- [Instructions to follow]: Every line below should be copied exactly; drop the pictures.
•••••
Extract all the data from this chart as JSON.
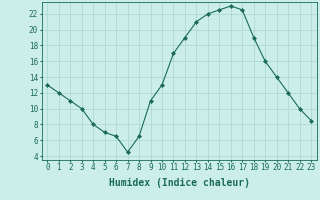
{
  "x": [
    0,
    1,
    2,
    3,
    4,
    5,
    6,
    7,
    8,
    9,
    10,
    11,
    12,
    13,
    14,
    15,
    16,
    17,
    18,
    19,
    20,
    21,
    22,
    23
  ],
  "y": [
    13,
    12,
    11,
    10,
    8,
    7,
    6.5,
    4.5,
    6.5,
    11,
    13,
    17,
    19,
    21,
    22,
    22.5,
    23,
    22.5,
    19,
    16,
    14,
    12,
    10,
    8.5
  ],
  "line_color": "#1a6b5a",
  "marker": "D",
  "marker_size": 2.0,
  "bg_color": "#cceee8",
  "grid_color": "#aad4cc",
  "xlabel": "Humidex (Indice chaleur)",
  "xlim": [
    -0.5,
    23.5
  ],
  "ylim": [
    3.5,
    23.5
  ],
  "yticks": [
    4,
    6,
    8,
    10,
    12,
    14,
    16,
    18,
    20,
    22
  ],
  "xticks": [
    0,
    1,
    2,
    3,
    4,
    5,
    6,
    7,
    8,
    9,
    10,
    11,
    12,
    13,
    14,
    15,
    16,
    17,
    18,
    19,
    20,
    21,
    22,
    23
  ],
  "tick_fontsize": 5.5,
  "xlabel_fontsize": 7.0,
  "axis_color": "#1a6b5a",
  "line_width": 0.8
}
•••••
- [Answer for this exercise]:
Extract all the data from this chart as JSON.
{
  "x": [
    0,
    1,
    2,
    3,
    4,
    5,
    6,
    7,
    8,
    9,
    10,
    11,
    12,
    13,
    14,
    15,
    16,
    17,
    18,
    19,
    20,
    21,
    22,
    23
  ],
  "y": [
    13,
    12,
    11,
    10,
    8,
    7,
    6.5,
    4.5,
    6.5,
    11,
    13,
    17,
    19,
    21,
    22,
    22.5,
    23,
    22.5,
    19,
    16,
    14,
    12,
    10,
    8.5
  ],
  "line_color": "#1a6b5a",
  "marker": "D",
  "marker_size": 2.0,
  "bg_color": "#cceee8",
  "grid_color": "#aad4cc",
  "xlabel": "Humidex (Indice chaleur)",
  "xlim": [
    -0.5,
    23.5
  ],
  "ylim": [
    3.5,
    23.5
  ],
  "yticks": [
    4,
    6,
    8,
    10,
    12,
    14,
    16,
    18,
    20,
    22
  ],
  "xticks": [
    0,
    1,
    2,
    3,
    4,
    5,
    6,
    7,
    8,
    9,
    10,
    11,
    12,
    13,
    14,
    15,
    16,
    17,
    18,
    19,
    20,
    21,
    22,
    23
  ],
  "tick_fontsize": 5.5,
  "xlabel_fontsize": 7.0,
  "axis_color": "#1a6b5a",
  "line_width": 0.8
}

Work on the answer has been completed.